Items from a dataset
** start **

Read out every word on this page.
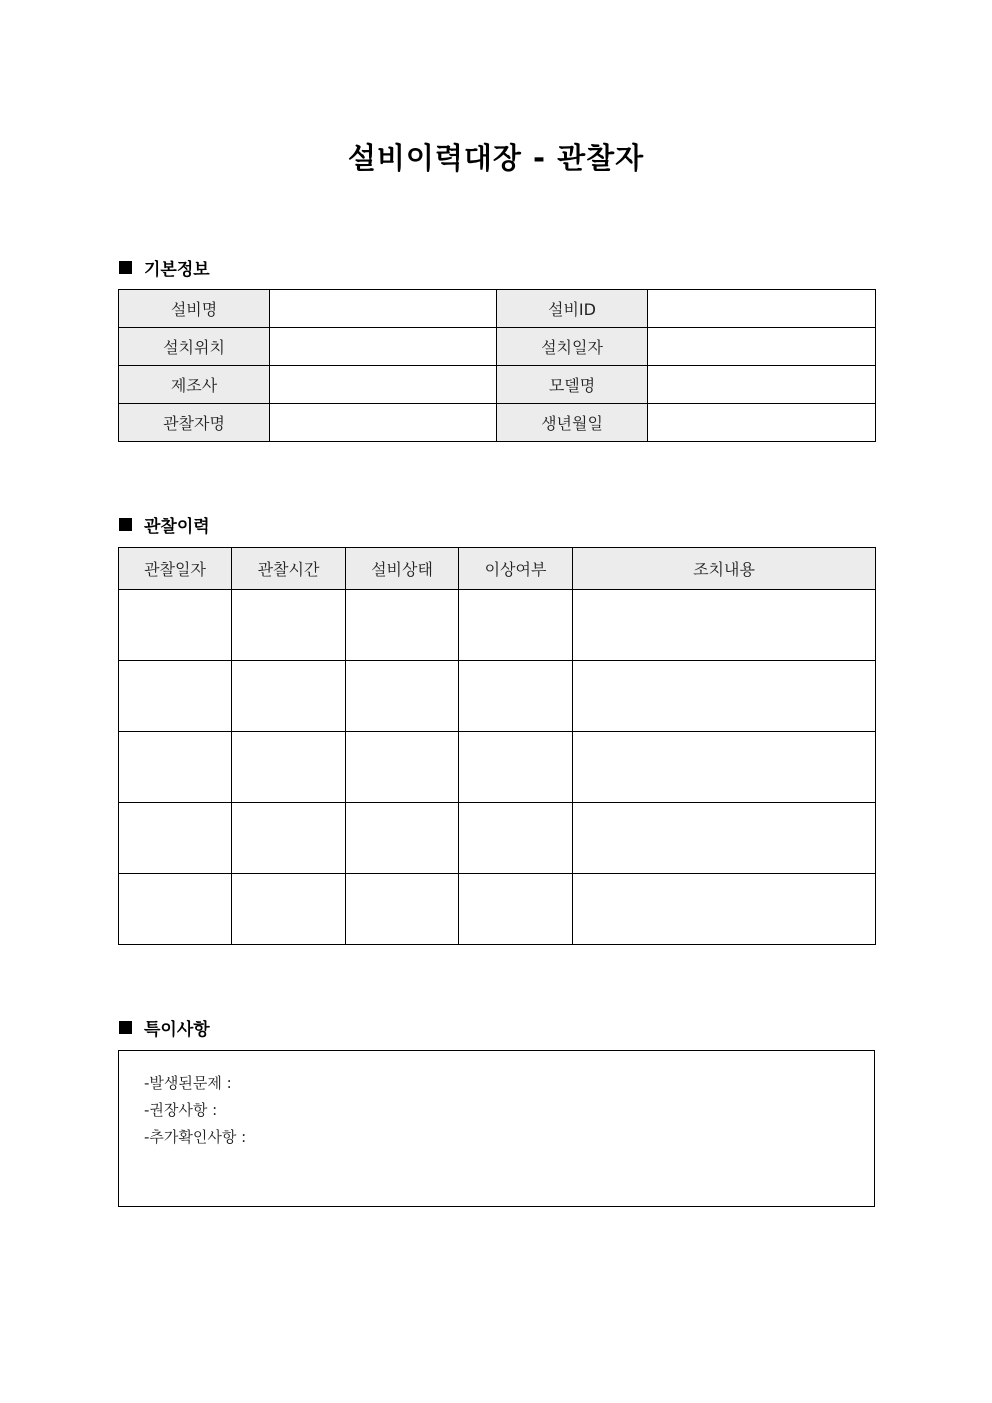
설비이력대장 - 관찰자
기본정보
설비명		설비ID	
설치위치		설치일자	
제조사		모델명	
관찰자명		생년월일	
관찰이력
관찰일자	관찰시간	설비상태	이상여부	조치내용

특이사항
-발생된문제 :
-권장사항 :
-추가확인사항 :
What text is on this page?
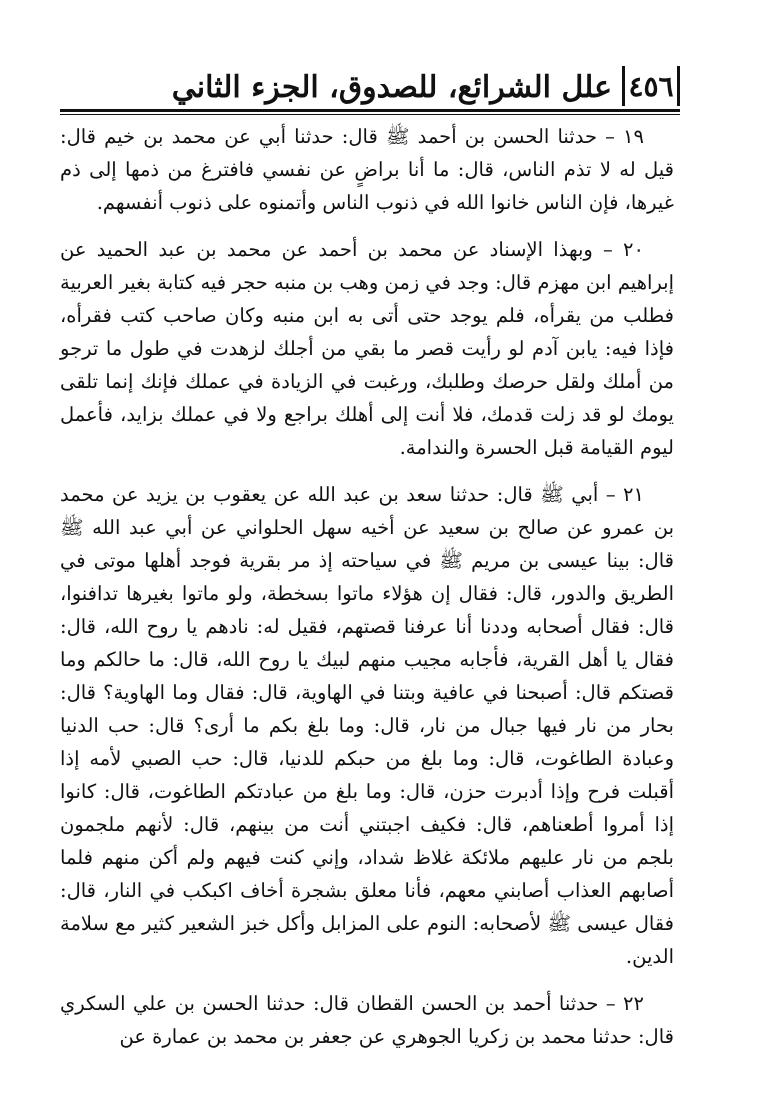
٤٥٦
علل الشرائع، للصدوق، الجزء الثاني

١٩ – حدثنا الحسن بن أحمد ﷺ قال: حدثنا أبي عن محمد بن خيم قال: قيل له لا تذم الناس، قال: ما أنا براضٍ عن نفسي فافترغ من ذمها إلى ذم غيرها، فإن الناس خانوا الله في ذنوب الناس وأتمنوه على ذنوب أنفسهم.

٢٠ – وبهذا الإسناد عن محمد بن أحمد عن محمد بن عبد الحميد عن إبراهيم ابن مهزم قال: وجد في زمن وهب بن منبه حجر فيه كتابة بغير العربية فطلب من يقرأه، فلم يوجد حتى أتى به ابن منبه وكان صاحب كتب فقرأه، فإذا فيه: يابن آدم لو رأيت قصر ما بقي من أجلك لزهدت في طول ما ترجو من أملك ولقل حرصك وطلبك، ورغبت في الزيادة في عملك فإنك إنما تلقى يومك لو قد زلت قدمك، فلا أنت إلى أهلك براجع ولا في عملك بزايد، فأعمل ليوم القيامة قبل الحسرة والندامة.

٢١ – أبي ﷺ قال: حدثنا سعد بن عبد الله عن يعقوب بن يزيد عن محمد بن عمرو عن صالح بن سعيد عن أخيه سهل الحلواني عن أبي عبد الله ﷺ قال: بينا عيسى بن مريم ﷺ في سياحته إذ مر بقرية فوجد أهلها موتى في الطريق والدور، قال: فقال إن هؤلاء ماتوا بسخطة، ولو ماتوا بغيرها تدافنوا، قال: فقال أصحابه وددنا أنا عرفنا قصتهم، فقيل له: نادهم يا روح الله، قال: فقال يا أهل القرية، فأجابه مجيب منهم لبيك يا روح الله، قال: ما حالكم وما قصتكم قال: أصبحنا في عافية وبتنا في الهاوية، قال: فقال وما الهاوية؟ قال: بحار من نار فيها جبال من نار، قال: وما بلغ بكم ما أرى؟ قال: حب الدنيا وعبادة الطاغوت، قال: وما بلغ من حبكم للدنيا، قال: حب الصبي لأمه إذا أقبلت فرح وإذا أدبرت حزن، قال: وما بلغ من عبادتكم الطاغوت، قال: كانوا إذا أمروا أطعناهم، قال: فكيف اجبتني أنت من بينهم، قال: لأنهم ملجمون بلجم من نار عليهم ملائكة غلاظ شداد، وإني كنت فيهم ولم أكن منهم فلما أصابهم العذاب أصابني معهم، فأنا معلق بشجرة أخاف اكبكب في النار، قال: فقال عيسى ﷺ لأصحابه: النوم على المزابل وأكل خبز الشعير كثير مع سلامة الدين.

٢٢ – حدثنا أحمد بن الحسن القطان قال: حدثنا الحسن بن علي السكري قال: حدثنا محمد بن زكريا الجوهري عن جعفر بن محمد بن عمارة عن
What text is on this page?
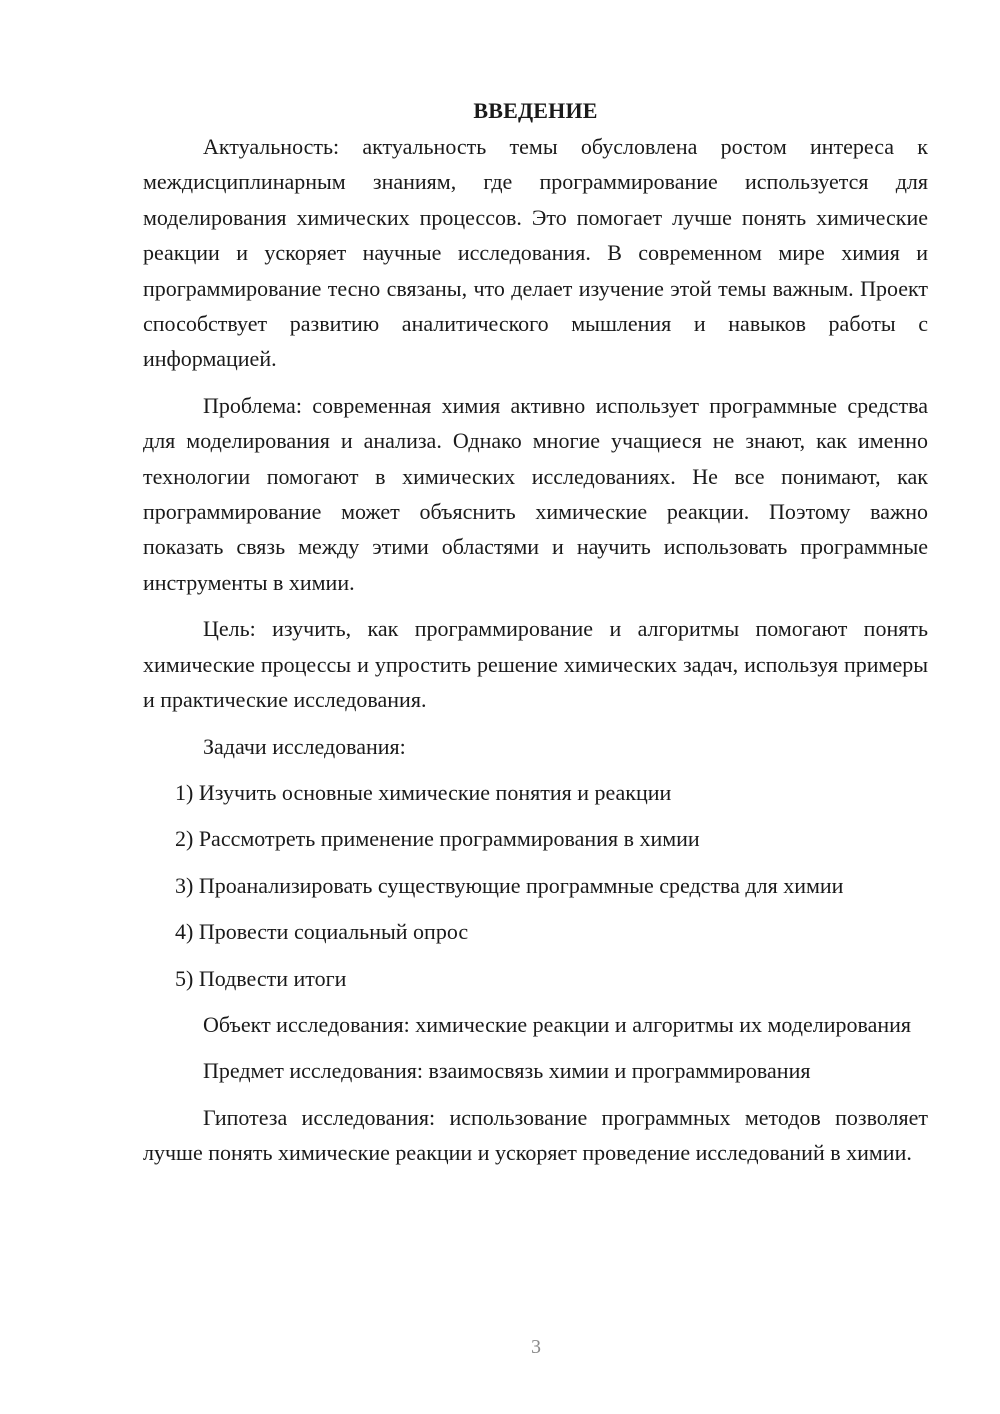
ВВЕДЕНИЕ

Актуальность: актуальность темы обусловлена ростом интереса к междисциплинарным знаниям, где программирование используется для моделирования химических процессов. Это помогает лучше понять химические реакции и ускоряет научные исследования. В современном мире химия и программирование тесно связаны, что делает изучение этой темы важным. Проект способствует развитию аналитического мышления и навыков работы с информацией.

Проблема: современная химия активно использует программные средства для моделирования и анализа. Однако многие учащиеся не знают, как именно технологии помогают в химических исследованиях. Не все понимают, как программирование может объяснить химические реакции. Поэтому важно показать связь между этими областями и научить использовать программные инструменты в химии.

Цель: изучить, как программирование и алгоритмы помогают понять химические процессы и упростить решение химических задач, используя примеры и практические исследования.

Задачи исследования:

1) Изучить основные химические понятия и реакции

2) Рассмотреть применение программирования в химии

3) Проанализировать существующие программные средства для химии

4) Провести социальный опрос

5) Подвести итоги

Объект исследования: химические реакции и алгоритмы их моделирования

Предмет исследования: взаимосвязь химии и программирования

Гипотеза исследования: использование программных методов позволяет лучше понять химические реакции и ускоряет проведение исследований в химии.

3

** end **

All of the material above needs to be restated exactly, with no pictures.

Exercise output:
Read out every word on this page.
설비이력대장 - 관찰자
기본정보
설비명		설비ID	
설치위치		설치일자	
제조사		모델명	
관찰자명		생년월일	
관찰이력
관찰일자	관찰시간	설비상태	이상여부	조치내용

특이사항
-발생된문제 :
-권장사항 :
-추가확인사항 :
What text is on this page?
٤٥٦
علل الشرائع، للصدوق، الجزء الثاني

١٩ – حدثنا الحسن بن أحمد ﷺ قال: حدثنا أبي عن محمد بن خيم قال: قيل له لا تذم الناس، قال: ما أنا براضٍ عن نفسي فافترغ من ذمها إلى ذم غيرها، فإن الناس خانوا الله في ذنوب الناس وأتمنوه على ذنوب أنفسهم.

٢٠ – وبهذا الإسناد عن محمد بن أحمد عن محمد بن عبد الحميد عن إبراهيم ابن مهزم قال: وجد في زمن وهب بن منبه حجر فيه كتابة بغير العربية فطلب من يقرأه، فلم يوجد حتى أتى به ابن منبه وكان صاحب كتب فقرأه، فإذا فيه: يابن آدم لو رأيت قصر ما بقي من أجلك لزهدت في طول ما ترجو من أملك ولقل حرصك وطلبك، ورغبت في الزيادة في عملك فإنك إنما تلقى يومك لو قد زلت قدمك، فلا أنت إلى أهلك براجع ولا في عملك بزايد، فأعمل ليوم القيامة قبل الحسرة والندامة.

٢١ – أبي ﷺ قال: حدثنا سعد بن عبد الله عن يعقوب بن يزيد عن محمد بن عمرو عن صالح بن سعيد عن أخيه سهل الحلواني عن أبي عبد الله ﷺ قال: بينا عيسى بن مريم ﷺ في سياحته إذ مر بقرية فوجد أهلها موتى في الطريق والدور، قال: فقال إن هؤلاء ماتوا بسخطة، ولو ماتوا بغيرها تدافنوا، قال: فقال أصحابه وددنا أنا عرفنا قصتهم، فقيل له: نادهم يا روح الله، قال: فقال يا أهل القرية، فأجابه مجيب منهم لبيك يا روح الله، قال: ما حالكم وما قصتكم قال: أصبحنا في عافية وبتنا في الهاوية، قال: فقال وما الهاوية؟ قال: بحار من نار فيها جبال من نار، قال: وما بلغ بكم ما أرى؟ قال: حب الدنيا وعبادة الطاغوت، قال: وما بلغ من حبكم للدنيا، قال: حب الصبي لأمه إذا أقبلت فرح وإذا أدبرت حزن، قال: وما بلغ من عبادتكم الطاغوت، قال: كانوا إذا أمروا أطعناهم، قال: فكيف اجبتني أنت من بينهم، قال: لأنهم ملجمون بلجم من نار عليهم ملائكة غلاظ شداد، وإني كنت فيهم ولم أكن منهم فلما أصابهم العذاب أصابني معهم، فأنا معلق بشجرة أخاف اكبكب في النار، قال: فقال عيسى ﷺ لأصحابه: النوم على المزابل وأكل خبز الشعير كثير مع سلامة الدين.

٢٢ – حدثنا أحمد بن الحسن القطان قال: حدثنا الحسن بن علي السكري قال: حدثنا محمد بن زكريا الجوهري عن جعفر بن محمد بن عمارة عن
What text is on this page?
ВВЕДЕНИЕ

Актуальность: актуальность темы обусловлена ростом интереса к междисциплинарным знаниям, где программирование используется для моделирования химических процессов. Это помогает лучше понять химические реакции и ускоряет научные исследования. В современном мире химия и программирование тесно связаны, что делает изучение этой темы важным. Проект способствует развитию аналитического мышления и навыков работы с информацией.

Проблема: современная химия активно использует программные средства для моделирования и анализа. Однако многие учащиеся не знают, как именно технологии помогают в химических исследованиях. Не все понимают, как программирование может объяснить химические реакции. Поэтому важно показать связь между этими областями и научить использовать программные инструменты в химии.

Цель: изучить, как программирование и алгоритмы помогают понять химические процессы и упростить решение химических задач, используя примеры и практические исследования.

Задачи исследования:

1) Изучить основные химические понятия и реакции

2) Рассмотреть применение программирования в химии

3) Проанализировать существующие программные средства для химии

4) Провести социальный опрос

5) Подвести итоги

Объект исследования: химические реакции и алгоритмы их моделирования

Предмет исследования: взаимосвязь химии и программирования

Гипотеза исследования: использование программных методов позволяет лучше понять химические реакции и ускоряет проведение исследований в химии.

3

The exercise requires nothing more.